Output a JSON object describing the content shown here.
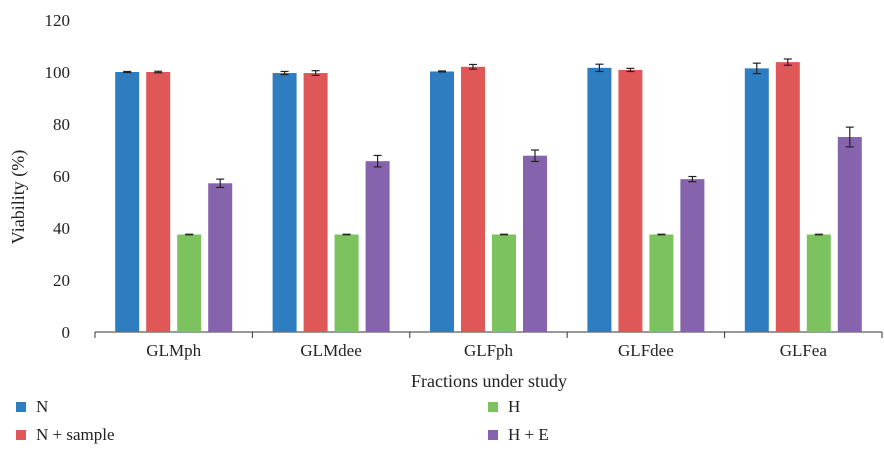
{
  "chart_data": {
    "type": "bar",
    "title": "",
    "xlabel": "Fractions under study",
    "ylabel": "Viability (%)",
    "ylim": [
      0,
      120
    ],
    "yticks": [
      0,
      20,
      40,
      60,
      80,
      100,
      120
    ],
    "grid": false,
    "legend_position": "bottom",
    "categories": [
      "GLMph",
      "GLMdee",
      "GLFph",
      "GLFdee",
      "GLFea"
    ],
    "series": [
      {
        "name": "N",
        "color": "#2e7dc0",
        "values": [
          100,
          99.6,
          100.2,
          101.6,
          101.4
        ],
        "errors": [
          0.2,
          0.6,
          0.2,
          1.4,
          2.0
        ]
      },
      {
        "name": "N + sample",
        "color": "#e05757",
        "values": [
          100,
          99.6,
          102.0,
          100.8,
          103.8
        ],
        "errors": [
          0.3,
          0.9,
          0.9,
          0.6,
          1.2
        ]
      },
      {
        "name": "H",
        "color": "#7cc35f",
        "values": [
          37.5,
          37.5,
          37.5,
          37.5,
          37.5
        ],
        "errors": [
          0.1,
          0.1,
          0.1,
          0.1,
          0.1
        ]
      },
      {
        "name": "H + E",
        "color": "#8663ad",
        "values": [
          57.2,
          65.7,
          67.8,
          58.8,
          75.0
        ],
        "errors": [
          1.6,
          2.2,
          2.2,
          1.0,
          3.8
        ]
      }
    ]
  }
}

·····

▶ WRITTEN REQUEST: Copy out all of the material exactly as written, without its pictures.

▶ CORRECT OUTPUT:
Output a JSON object describing the content shown here.
{
  "chart_data": {
    "type": "bar",
    "title": "",
    "xlabel": "Fractions under study",
    "ylabel": "Viability (%)",
    "ylim": [
      0,
      120
    ],
    "yticks": [
      0,
      20,
      40,
      60,
      80,
      100,
      120
    ],
    "grid": false,
    "legend_position": "bottom",
    "categories": [
      "GLMph",
      "GLMdee",
      "GLFph",
      "GLFdee",
      "GLFea"
    ],
    "series": [
      {
        "name": "N",
        "color": "#2e7dc0",
        "values": [
          100,
          99.6,
          100.2,
          101.6,
          101.4
        ],
        "errors": [
          0.2,
          0.6,
          0.2,
          1.4,
          2.0
        ]
      },
      {
        "name": "N + sample",
        "color": "#e05757",
        "values": [
          100,
          99.6,
          102.0,
          100.8,
          103.8
        ],
        "errors": [
          0.3,
          0.9,
          0.9,
          0.6,
          1.2
        ]
      },
      {
        "name": "H",
        "color": "#7cc35f",
        "values": [
          37.5,
          37.5,
          37.5,
          37.5,
          37.5
        ],
        "errors": [
          0.1,
          0.1,
          0.1,
          0.1,
          0.1
        ]
      },
      {
        "name": "H + E",
        "color": "#8663ad",
        "values": [
          57.2,
          65.7,
          67.8,
          58.8,
          75.0
        ],
        "errors": [
          1.6,
          2.2,
          2.2,
          1.0,
          3.8
        ]
      }
    ]
  }
}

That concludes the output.